Redención: Senador Filizzola exige investigación tras muertes de Carrillo y Correa en operativo de Senad

Agentes de la SENAD en chalecos tácticos y gorras, observan cuidadosamente un vehículo blanco en un entorno rural.
Operación "Redención".

Durante la sesión de la Cámara de Senadores de la fecha, el senador Rafael Filizzola (PDP) -al igual que la Iglesia Católica- exigió que se esclarezcan las muertes de Antonio Carrillo y Catalino Correa durante un operativo de la Secretaria Nacional Antidrogas (Senad) supuestamente contra le estructura criminal de “Macho”. Afirmó que no espera que queden en la nebulosa como en los asesinatos de Rodrigo Quintana, el diputado Eulalio “Lalo” Gomes y otros.

El senador Rafael Filizzola (Partido Democrático Progresista) se hizo eco del comunicado de la Conferencia Episcopal Paraguaya que había solicitado ayer que se dilucide la muerte del líder indígena Antonio Carrillo y del docente Catalino Correa, fallecidos en el marco de la Operación Redención a cargo de agentes de la Senad en Corpus Christi, Canindeyú, durante un operativo contra la estructura criminal del presunto narcotraficante Felipe Acosta, alias “Macho”.

Filizzola remarcó las dudas en torno a este operativo, donde las autoridades atribuyen a Carrillo y Correa un supuesto vínculo operativo con Macho, mientras que los pobladores los describen como personas de bien sin ningún vínculo criminal; por el contrario, que venían denunciando atropellos contra su comunidad.

++++++

Con base en el texto sobre el operativo de la Senad, responda lo siguiente y marque cada respuesta con la letra correspondiente.
(a) ¿A qué partido pertenece el senador Rafael Filizzola?
(b) ¿En qué localidad y departamento se desarrolló la Operación Redención?
(c) ¿Cómo describen los pobladores a Carrillo y Correa?

**REGISTROS DE DATOS**
++++++

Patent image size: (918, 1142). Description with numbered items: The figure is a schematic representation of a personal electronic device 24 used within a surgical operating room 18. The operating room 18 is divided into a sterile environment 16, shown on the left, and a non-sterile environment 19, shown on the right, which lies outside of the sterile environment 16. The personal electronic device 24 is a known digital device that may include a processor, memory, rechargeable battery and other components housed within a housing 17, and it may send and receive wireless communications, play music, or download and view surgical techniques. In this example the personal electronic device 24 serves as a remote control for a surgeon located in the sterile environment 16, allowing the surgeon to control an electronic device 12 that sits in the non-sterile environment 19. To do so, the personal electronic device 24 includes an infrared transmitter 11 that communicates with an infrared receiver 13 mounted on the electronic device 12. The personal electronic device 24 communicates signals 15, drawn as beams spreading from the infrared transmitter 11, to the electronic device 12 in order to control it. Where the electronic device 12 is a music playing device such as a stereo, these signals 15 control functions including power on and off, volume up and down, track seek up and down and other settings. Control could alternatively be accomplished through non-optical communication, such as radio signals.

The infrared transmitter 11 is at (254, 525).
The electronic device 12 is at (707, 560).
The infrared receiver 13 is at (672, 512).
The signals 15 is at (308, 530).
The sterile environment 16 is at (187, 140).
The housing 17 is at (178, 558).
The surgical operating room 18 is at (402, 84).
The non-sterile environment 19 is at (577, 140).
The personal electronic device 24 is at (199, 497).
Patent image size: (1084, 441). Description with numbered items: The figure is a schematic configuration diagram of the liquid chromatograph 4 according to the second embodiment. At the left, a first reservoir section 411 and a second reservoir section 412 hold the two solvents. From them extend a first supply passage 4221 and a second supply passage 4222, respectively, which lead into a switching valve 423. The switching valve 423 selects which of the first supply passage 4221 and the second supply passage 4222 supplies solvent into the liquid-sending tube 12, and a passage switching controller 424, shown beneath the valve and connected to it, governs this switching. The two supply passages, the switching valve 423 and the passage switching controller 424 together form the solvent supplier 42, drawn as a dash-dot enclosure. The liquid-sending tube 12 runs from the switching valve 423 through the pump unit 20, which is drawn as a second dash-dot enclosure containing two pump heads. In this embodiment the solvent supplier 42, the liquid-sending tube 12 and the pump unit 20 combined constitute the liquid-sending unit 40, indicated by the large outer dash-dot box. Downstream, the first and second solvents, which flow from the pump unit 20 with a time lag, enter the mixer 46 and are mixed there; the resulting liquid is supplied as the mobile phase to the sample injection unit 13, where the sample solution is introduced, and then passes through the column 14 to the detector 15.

++++++

**RESULTADO DE LA TAREA**
(a) Al Partido Democrático Progresista (PDP).
(b) En Corpus Christi, Canindeyú.
(c) Como personas de bien sin ningún vínculo criminal, que venían denunciando atropellos contra su comunidad.